Dataset records:
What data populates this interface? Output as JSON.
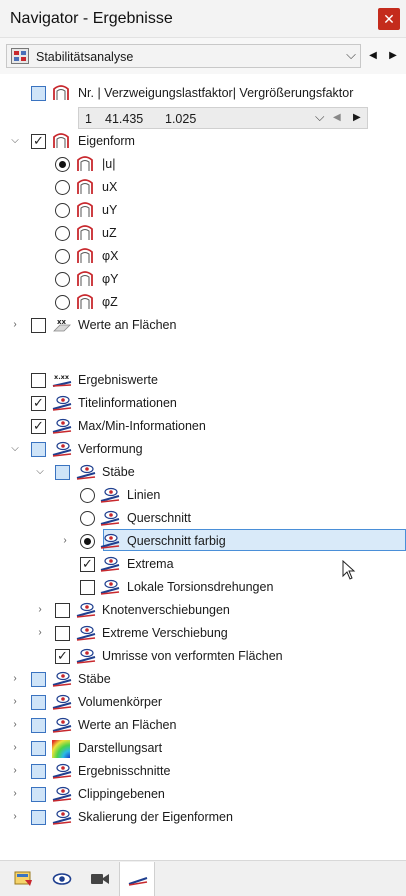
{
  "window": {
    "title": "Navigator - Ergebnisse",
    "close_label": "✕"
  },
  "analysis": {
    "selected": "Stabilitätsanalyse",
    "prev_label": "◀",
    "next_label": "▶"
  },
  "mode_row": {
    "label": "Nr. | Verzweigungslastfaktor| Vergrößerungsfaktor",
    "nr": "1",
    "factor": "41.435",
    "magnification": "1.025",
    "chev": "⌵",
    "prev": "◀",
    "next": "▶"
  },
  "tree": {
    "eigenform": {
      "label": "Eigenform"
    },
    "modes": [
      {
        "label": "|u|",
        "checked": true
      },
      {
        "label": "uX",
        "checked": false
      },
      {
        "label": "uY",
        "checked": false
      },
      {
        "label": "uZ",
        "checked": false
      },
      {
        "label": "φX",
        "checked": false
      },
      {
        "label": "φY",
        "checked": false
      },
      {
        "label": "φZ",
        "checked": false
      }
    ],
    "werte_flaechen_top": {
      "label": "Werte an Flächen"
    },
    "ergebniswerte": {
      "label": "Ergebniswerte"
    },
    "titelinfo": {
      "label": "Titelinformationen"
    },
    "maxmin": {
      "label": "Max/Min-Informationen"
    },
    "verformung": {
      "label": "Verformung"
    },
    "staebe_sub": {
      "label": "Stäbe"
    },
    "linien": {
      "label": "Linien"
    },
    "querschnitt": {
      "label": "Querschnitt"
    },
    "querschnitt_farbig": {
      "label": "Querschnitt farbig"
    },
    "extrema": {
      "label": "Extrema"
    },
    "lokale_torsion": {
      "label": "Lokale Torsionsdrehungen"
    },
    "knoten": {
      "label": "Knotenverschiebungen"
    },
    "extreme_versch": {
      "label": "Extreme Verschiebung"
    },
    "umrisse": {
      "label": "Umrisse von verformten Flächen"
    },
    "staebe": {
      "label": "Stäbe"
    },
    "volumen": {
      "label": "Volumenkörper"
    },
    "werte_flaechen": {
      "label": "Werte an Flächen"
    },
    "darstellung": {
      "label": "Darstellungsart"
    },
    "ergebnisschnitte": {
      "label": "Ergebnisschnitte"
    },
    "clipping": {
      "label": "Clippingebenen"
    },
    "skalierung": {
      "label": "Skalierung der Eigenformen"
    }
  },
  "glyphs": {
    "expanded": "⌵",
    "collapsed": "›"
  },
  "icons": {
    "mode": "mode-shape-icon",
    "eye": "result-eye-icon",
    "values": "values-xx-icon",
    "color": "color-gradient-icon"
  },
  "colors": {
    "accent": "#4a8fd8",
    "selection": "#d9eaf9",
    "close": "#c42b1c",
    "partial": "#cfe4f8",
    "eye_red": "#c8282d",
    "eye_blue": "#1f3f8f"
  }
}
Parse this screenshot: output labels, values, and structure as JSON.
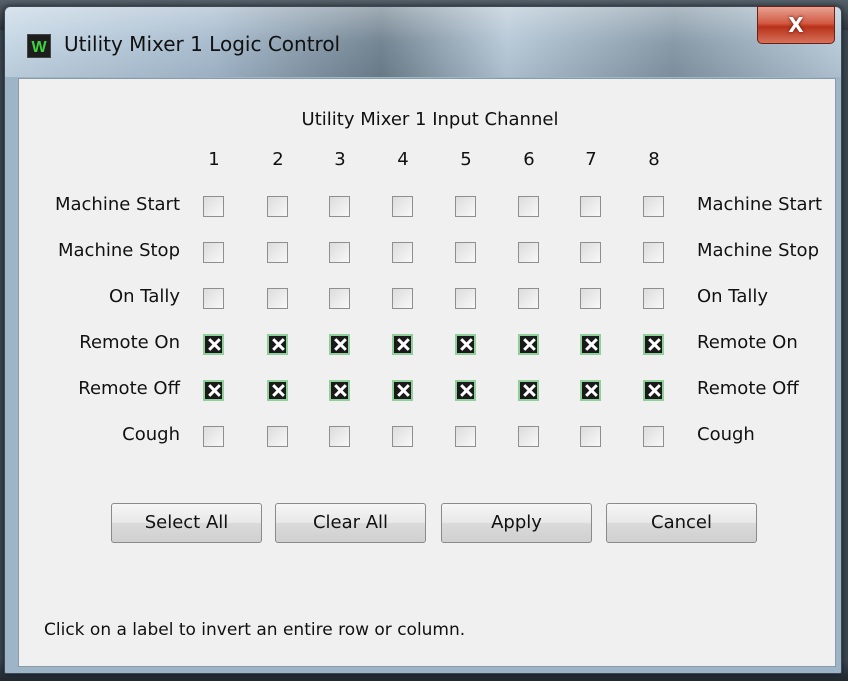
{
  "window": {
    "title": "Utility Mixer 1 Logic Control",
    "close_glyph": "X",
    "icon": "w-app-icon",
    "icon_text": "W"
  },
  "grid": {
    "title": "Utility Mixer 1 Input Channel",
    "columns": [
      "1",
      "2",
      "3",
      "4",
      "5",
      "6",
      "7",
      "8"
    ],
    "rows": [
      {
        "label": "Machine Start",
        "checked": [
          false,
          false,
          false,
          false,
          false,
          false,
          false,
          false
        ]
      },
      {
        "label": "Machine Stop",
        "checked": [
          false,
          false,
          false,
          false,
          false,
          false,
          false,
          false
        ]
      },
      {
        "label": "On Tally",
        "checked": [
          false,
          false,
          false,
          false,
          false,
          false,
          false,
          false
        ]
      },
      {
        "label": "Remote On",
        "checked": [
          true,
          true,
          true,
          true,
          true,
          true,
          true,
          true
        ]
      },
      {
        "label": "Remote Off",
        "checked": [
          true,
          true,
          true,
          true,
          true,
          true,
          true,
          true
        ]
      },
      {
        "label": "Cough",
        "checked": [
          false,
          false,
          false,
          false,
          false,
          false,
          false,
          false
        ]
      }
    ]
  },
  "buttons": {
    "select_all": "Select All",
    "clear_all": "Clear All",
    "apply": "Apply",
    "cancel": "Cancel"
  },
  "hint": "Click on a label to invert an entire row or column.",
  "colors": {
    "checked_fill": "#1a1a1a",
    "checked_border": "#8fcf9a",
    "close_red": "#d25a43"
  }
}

#### [Objective]
Each record above should be copied character for character, with pictures dropped.

#### [Response to this exercise]
What data populates this interface? Output as JSON.
{
  "window": {
    "title": "Navigator - Ergebnisse",
    "close_label": "✕"
  },
  "analysis": {
    "selected": "Stabilitätsanalyse",
    "prev_label": "◀",
    "next_label": "▶"
  },
  "mode_row": {
    "label": "Nr. | Verzweigungslastfaktor| Vergrößerungsfaktor",
    "nr": "1",
    "factor": "41.435",
    "magnification": "1.025",
    "chev": "⌵",
    "prev": "◀",
    "next": "▶"
  },
  "tree": {
    "eigenform": {
      "label": "Eigenform"
    },
    "modes": [
      {
        "label": "|u|",
        "checked": true
      },
      {
        "label": "uX",
        "checked": false
      },
      {
        "label": "uY",
        "checked": false
      },
      {
        "label": "uZ",
        "checked": false
      },
      {
        "label": "φX",
        "checked": false
      },
      {
        "label": "φY",
        "checked": false
      },
      {
        "label": "φZ",
        "checked": false
      }
    ],
    "werte_flaechen_top": {
      "label": "Werte an Flächen"
    },
    "ergebniswerte": {
      "label": "Ergebniswerte"
    },
    "titelinfo": {
      "label": "Titelinformationen"
    },
    "maxmin": {
      "label": "Max/Min-Informationen"
    },
    "verformung": {
      "label": "Verformung"
    },
    "staebe_sub": {
      "label": "Stäbe"
    },
    "linien": {
      "label": "Linien"
    },
    "querschnitt": {
      "label": "Querschnitt"
    },
    "querschnitt_farbig": {
      "label": "Querschnitt farbig"
    },
    "extrema": {
      "label": "Extrema"
    },
    "lokale_torsion": {
      "label": "Lokale Torsionsdrehungen"
    },
    "knoten": {
      "label": "Knotenverschiebungen"
    },
    "extreme_versch": {
      "label": "Extreme Verschiebung"
    },
    "umrisse": {
      "label": "Umrisse von verformten Flächen"
    },
    "staebe": {
      "label": "Stäbe"
    },
    "volumen": {
      "label": "Volumenkörper"
    },
    "werte_flaechen": {
      "label": "Werte an Flächen"
    },
    "darstellung": {
      "label": "Darstellungsart"
    },
    "ergebnisschnitte": {
      "label": "Ergebnisschnitte"
    },
    "clipping": {
      "label": "Clippingebenen"
    },
    "skalierung": {
      "label": "Skalierung der Eigenformen"
    }
  },
  "glyphs": {
    "expanded": "⌵",
    "collapsed": "›"
  },
  "icons": {
    "mode": "mode-shape-icon",
    "eye": "result-eye-icon",
    "values": "values-xx-icon",
    "color": "color-gradient-icon"
  },
  "colors": {
    "accent": "#4a8fd8",
    "selection": "#d9eaf9",
    "close": "#c42b1c",
    "partial": "#cfe4f8",
    "eye_red": "#c8282d",
    "eye_blue": "#1f3f8f"
  }
}
Parse this screenshot: output labels, values, and structure as JSON.
{
  "window": {
    "title": "Utility Mixer 1 Logic Control",
    "close_glyph": "X",
    "icon": "w-app-icon",
    "icon_text": "W"
  },
  "grid": {
    "title": "Utility Mixer 1 Input Channel",
    "columns": [
      "1",
      "2",
      "3",
      "4",
      "5",
      "6",
      "7",
      "8"
    ],
    "rows": [
      {
        "label": "Machine Start",
        "checked": [
          false,
          false,
          false,
          false,
          false,
          false,
          false,
          false
        ]
      },
      {
        "label": "Machine Stop",
        "checked": [
          false,
          false,
          false,
          false,
          false,
          false,
          false,
          false
        ]
      },
      {
        "label": "On Tally",
        "checked": [
          false,
          false,
          false,
          false,
          false,
          false,
          false,
          false
        ]
      },
      {
        "label": "Remote On",
        "checked": [
          true,
          true,
          true,
          true,
          true,
          true,
          true,
          true
        ]
      },
      {
        "label": "Remote Off",
        "checked": [
          true,
          true,
          true,
          true,
          true,
          true,
          true,
          true
        ]
      },
      {
        "label": "Cough",
        "checked": [
          false,
          false,
          false,
          false,
          false,
          false,
          false,
          false
        ]
      }
    ]
  },
  "buttons": {
    "select_all": "Select All",
    "clear_all": "Clear All",
    "apply": "Apply",
    "cancel": "Cancel"
  },
  "hint": "Click on a label to invert an entire row or column.",
  "colors": {
    "checked_fill": "#1a1a1a",
    "checked_border": "#8fcf9a",
    "close_red": "#d25a43"
  }
}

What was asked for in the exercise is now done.